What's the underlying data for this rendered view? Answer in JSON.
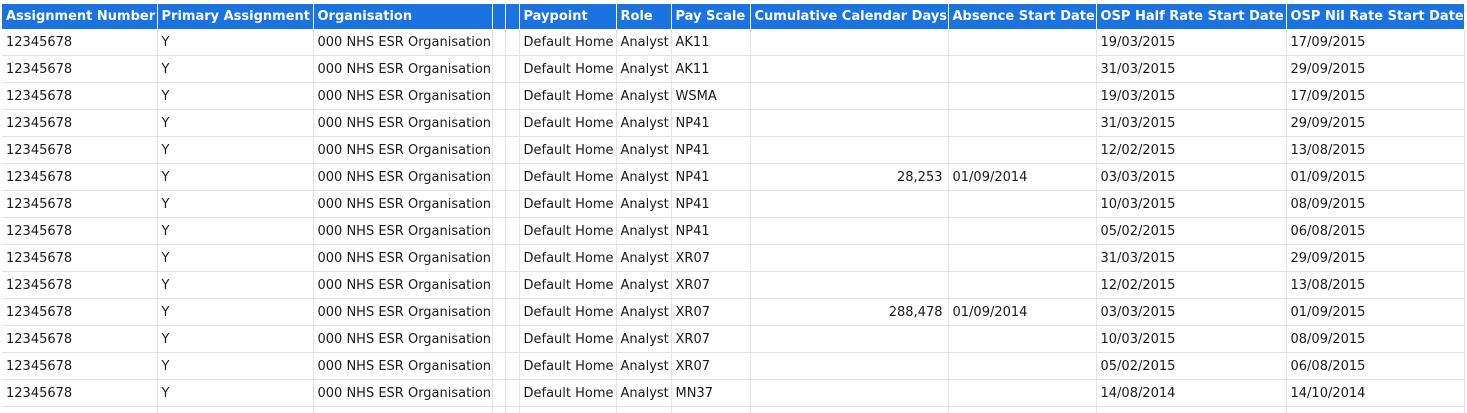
{
  "table": {
    "columns": [
      {
        "key": "assignment_number",
        "label": "Assignment Number",
        "align": "left"
      },
      {
        "key": "primary_assignment",
        "label": "Primary Assignment",
        "align": "left"
      },
      {
        "key": "organisation",
        "label": "Organisation",
        "align": "left"
      },
      {
        "key": "blank1",
        "label": "",
        "align": "left"
      },
      {
        "key": "blank2",
        "label": "",
        "align": "left"
      },
      {
        "key": "paypoint",
        "label": "Paypoint",
        "align": "left"
      },
      {
        "key": "role",
        "label": "Role",
        "align": "left"
      },
      {
        "key": "pay_scale",
        "label": "Pay Scale",
        "align": "left"
      },
      {
        "key": "cumulative_days",
        "label": "Cumulative Calendar Days",
        "align": "right"
      },
      {
        "key": "absence_start",
        "label": "Absence Start Date",
        "align": "left"
      },
      {
        "key": "osp_half",
        "label": "OSP Half Rate Start Date",
        "align": "left"
      },
      {
        "key": "osp_nil",
        "label": "OSP Nil Rate Start Date",
        "align": "left"
      }
    ],
    "rows": [
      [
        "12345678",
        "Y",
        "000 NHS ESR Organisation",
        "",
        "",
        "Default Home",
        "Analyst",
        "AK11",
        "",
        "",
        "19/03/2015",
        "17/09/2015"
      ],
      [
        "12345678",
        "Y",
        "000 NHS ESR Organisation",
        "",
        "",
        "Default Home",
        "Analyst",
        "AK11",
        "",
        "",
        "31/03/2015",
        "29/09/2015"
      ],
      [
        "12345678",
        "Y",
        "000 NHS ESR Organisation",
        "",
        "",
        "Default Home",
        "Analyst",
        "WSMA",
        "",
        "",
        "19/03/2015",
        "17/09/2015"
      ],
      [
        "12345678",
        "Y",
        "000 NHS ESR Organisation",
        "",
        "",
        "Default Home",
        "Analyst",
        "NP41",
        "",
        "",
        "31/03/2015",
        "29/09/2015"
      ],
      [
        "12345678",
        "Y",
        "000 NHS ESR Organisation",
        "",
        "",
        "Default Home",
        "Analyst",
        "NP41",
        "",
        "",
        "12/02/2015",
        "13/08/2015"
      ],
      [
        "12345678",
        "Y",
        "000 NHS ESR Organisation",
        "",
        "",
        "Default Home",
        "Analyst",
        "NP41",
        "28,253",
        "01/09/2014",
        "03/03/2015",
        "01/09/2015"
      ],
      [
        "12345678",
        "Y",
        "000 NHS ESR Organisation",
        "",
        "",
        "Default Home",
        "Analyst",
        "NP41",
        "",
        "",
        "10/03/2015",
        "08/09/2015"
      ],
      [
        "12345678",
        "Y",
        "000 NHS ESR Organisation",
        "",
        "",
        "Default Home",
        "Analyst",
        "NP41",
        "",
        "",
        "05/02/2015",
        "06/08/2015"
      ],
      [
        "12345678",
        "Y",
        "000 NHS ESR Organisation",
        "",
        "",
        "Default Home",
        "Analyst",
        "XR07",
        "",
        "",
        "31/03/2015",
        "29/09/2015"
      ],
      [
        "12345678",
        "Y",
        "000 NHS ESR Organisation",
        "",
        "",
        "Default Home",
        "Analyst",
        "XR07",
        "",
        "",
        "12/02/2015",
        "13/08/2015"
      ],
      [
        "12345678",
        "Y",
        "000 NHS ESR Organisation",
        "",
        "",
        "Default Home",
        "Analyst",
        "XR07",
        "288,478",
        "01/09/2014",
        "03/03/2015",
        "01/09/2015"
      ],
      [
        "12345678",
        "Y",
        "000 NHS ESR Organisation",
        "",
        "",
        "Default Home",
        "Analyst",
        "XR07",
        "",
        "",
        "10/03/2015",
        "08/09/2015"
      ],
      [
        "12345678",
        "Y",
        "000 NHS ESR Organisation",
        "",
        "",
        "Default Home",
        "Analyst",
        "XR07",
        "",
        "",
        "05/02/2015",
        "06/08/2015"
      ],
      [
        "12345678",
        "Y",
        "000 NHS ESR Organisation",
        "",
        "",
        "Default Home",
        "Analyst",
        "MN37",
        "",
        "",
        "14/08/2014",
        "14/10/2014"
      ]
    ],
    "colors": {
      "header_bg": "#1a73e1",
      "header_text": "#ffffff",
      "grid_line": "#e3e3e3"
    }
  }
}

## [Exercise instructions]
Write out the records above once more, word for word, with no pictures.

## [Task result]
What's the underlying data for this rendered view? Answer in JSON.
{
  "table": {
    "columns": [
      {
        "key": "assignment_number",
        "label": "Assignment Number",
        "align": "left"
      },
      {
        "key": "primary_assignment",
        "label": "Primary Assignment",
        "align": "left"
      },
      {
        "key": "organisation",
        "label": "Organisation",
        "align": "left"
      },
      {
        "key": "blank1",
        "label": "",
        "align": "left"
      },
      {
        "key": "blank2",
        "label": "",
        "align": "left"
      },
      {
        "key": "paypoint",
        "label": "Paypoint",
        "align": "left"
      },
      {
        "key": "role",
        "label": "Role",
        "align": "left"
      },
      {
        "key": "pay_scale",
        "label": "Pay Scale",
        "align": "left"
      },
      {
        "key": "cumulative_days",
        "label": "Cumulative Calendar Days",
        "align": "right"
      },
      {
        "key": "absence_start",
        "label": "Absence Start Date",
        "align": "left"
      },
      {
        "key": "osp_half",
        "label": "OSP Half Rate Start Date",
        "align": "left"
      },
      {
        "key": "osp_nil",
        "label": "OSP Nil Rate Start Date",
        "align": "left"
      }
    ],
    "rows": [
      [
        "12345678",
        "Y",
        "000 NHS ESR Organisation",
        "",
        "",
        "Default Home",
        "Analyst",
        "AK11",
        "",
        "",
        "19/03/2015",
        "17/09/2015"
      ],
      [
        "12345678",
        "Y",
        "000 NHS ESR Organisation",
        "",
        "",
        "Default Home",
        "Analyst",
        "AK11",
        "",
        "",
        "31/03/2015",
        "29/09/2015"
      ],
      [
        "12345678",
        "Y",
        "000 NHS ESR Organisation",
        "",
        "",
        "Default Home",
        "Analyst",
        "WSMA",
        "",
        "",
        "19/03/2015",
        "17/09/2015"
      ],
      [
        "12345678",
        "Y",
        "000 NHS ESR Organisation",
        "",
        "",
        "Default Home",
        "Analyst",
        "NP41",
        "",
        "",
        "31/03/2015",
        "29/09/2015"
      ],
      [
        "12345678",
        "Y",
        "000 NHS ESR Organisation",
        "",
        "",
        "Default Home",
        "Analyst",
        "NP41",
        "",
        "",
        "12/02/2015",
        "13/08/2015"
      ],
      [
        "12345678",
        "Y",
        "000 NHS ESR Organisation",
        "",
        "",
        "Default Home",
        "Analyst",
        "NP41",
        "28,253",
        "01/09/2014",
        "03/03/2015",
        "01/09/2015"
      ],
      [
        "12345678",
        "Y",
        "000 NHS ESR Organisation",
        "",
        "",
        "Default Home",
        "Analyst",
        "NP41",
        "",
        "",
        "10/03/2015",
        "08/09/2015"
      ],
      [
        "12345678",
        "Y",
        "000 NHS ESR Organisation",
        "",
        "",
        "Default Home",
        "Analyst",
        "NP41",
        "",
        "",
        "05/02/2015",
        "06/08/2015"
      ],
      [
        "12345678",
        "Y",
        "000 NHS ESR Organisation",
        "",
        "",
        "Default Home",
        "Analyst",
        "XR07",
        "",
        "",
        "31/03/2015",
        "29/09/2015"
      ],
      [
        "12345678",
        "Y",
        "000 NHS ESR Organisation",
        "",
        "",
        "Default Home",
        "Analyst",
        "XR07",
        "",
        "",
        "12/02/2015",
        "13/08/2015"
      ],
      [
        "12345678",
        "Y",
        "000 NHS ESR Organisation",
        "",
        "",
        "Default Home",
        "Analyst",
        "XR07",
        "288,478",
        "01/09/2014",
        "03/03/2015",
        "01/09/2015"
      ],
      [
        "12345678",
        "Y",
        "000 NHS ESR Organisation",
        "",
        "",
        "Default Home",
        "Analyst",
        "XR07",
        "",
        "",
        "10/03/2015",
        "08/09/2015"
      ],
      [
        "12345678",
        "Y",
        "000 NHS ESR Organisation",
        "",
        "",
        "Default Home",
        "Analyst",
        "XR07",
        "",
        "",
        "05/02/2015",
        "06/08/2015"
      ],
      [
        "12345678",
        "Y",
        "000 NHS ESR Organisation",
        "",
        "",
        "Default Home",
        "Analyst",
        "MN37",
        "",
        "",
        "14/08/2014",
        "14/10/2014"
      ]
    ],
    "colors": {
      "header_bg": "#1a73e1",
      "header_text": "#ffffff",
      "grid_line": "#e3e3e3"
    }
  }
}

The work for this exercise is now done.